## Set exercise
Write the listing below out again exactly, dropping the images.
***** Dataset excerpts *****
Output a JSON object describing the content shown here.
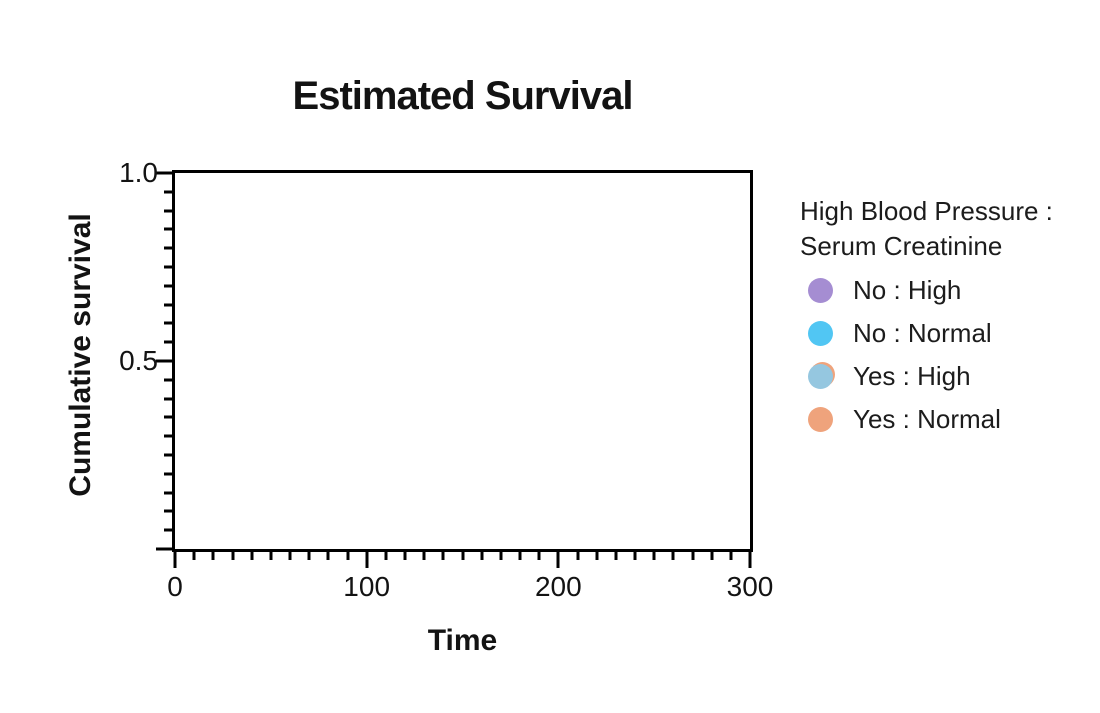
{
  "chart_data": {
    "type": "line",
    "title": "Estimated Survival",
    "xlabel": "Time",
    "ylabel": "Cumulative survival",
    "xlim": [
      0,
      300
    ],
    "ylim": [
      0,
      1
    ],
    "x_major_ticks": [
      0,
      100,
      200,
      300
    ],
    "x_major_labels": [
      "0",
      "100",
      "200",
      "300"
    ],
    "x_minor_step": 10,
    "y_major_ticks": [
      1,
      0.5,
      0
    ],
    "y_major_labels": [
      "1.0",
      "0.5",
      ""
    ],
    "y_minor_step": 0.05,
    "grid": false,
    "plot_background": "#ffffff",
    "axis_color": "#000000",
    "text_color": "#131313",
    "legend_position": "right",
    "legend_title_lines": [
      "High Blood Pressure :",
      "Serum Creatinine"
    ],
    "series": [
      {
        "name": "No : High",
        "color": "#a58dd2",
        "x": [],
        "y": []
      },
      {
        "name": "No : Normal",
        "color": "#51c6f3",
        "x": [],
        "y": []
      },
      {
        "name": "Yes : High",
        "color": "#95c7e0",
        "halo": "#efa37c",
        "x": [],
        "y": []
      },
      {
        "name": "Yes : Normal",
        "color": "#efa37c",
        "x": [],
        "y": []
      }
    ]
  }
}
*****
## Output below
Output a JSON object describing the content shown here.
{
  "chart_data": {
    "type": "line",
    "title": "Estimated Survival",
    "xlabel": "Time",
    "ylabel": "Cumulative survival",
    "xlim": [
      0,
      300
    ],
    "ylim": [
      0,
      1
    ],
    "x_major_ticks": [
      0,
      100,
      200,
      300
    ],
    "x_major_labels": [
      "0",
      "100",
      "200",
      "300"
    ],
    "x_minor_step": 10,
    "y_major_ticks": [
      1,
      0.5,
      0
    ],
    "y_major_labels": [
      "1.0",
      "0.5",
      ""
    ],
    "y_minor_step": 0.05,
    "grid": false,
    "plot_background": "#ffffff",
    "axis_color": "#000000",
    "text_color": "#131313",
    "legend_position": "right",
    "legend_title_lines": [
      "High Blood Pressure :",
      "Serum Creatinine"
    ],
    "series": [
      {
        "name": "No : High",
        "color": "#a58dd2",
        "x": [],
        "y": []
      },
      {
        "name": "No : Normal",
        "color": "#51c6f3",
        "x": [],
        "y": []
      },
      {
        "name": "Yes : High",
        "color": "#95c7e0",
        "halo": "#efa37c",
        "x": [],
        "y": []
      },
      {
        "name": "Yes : Normal",
        "color": "#efa37c",
        "x": [],
        "y": []
      }
    ]
  }
}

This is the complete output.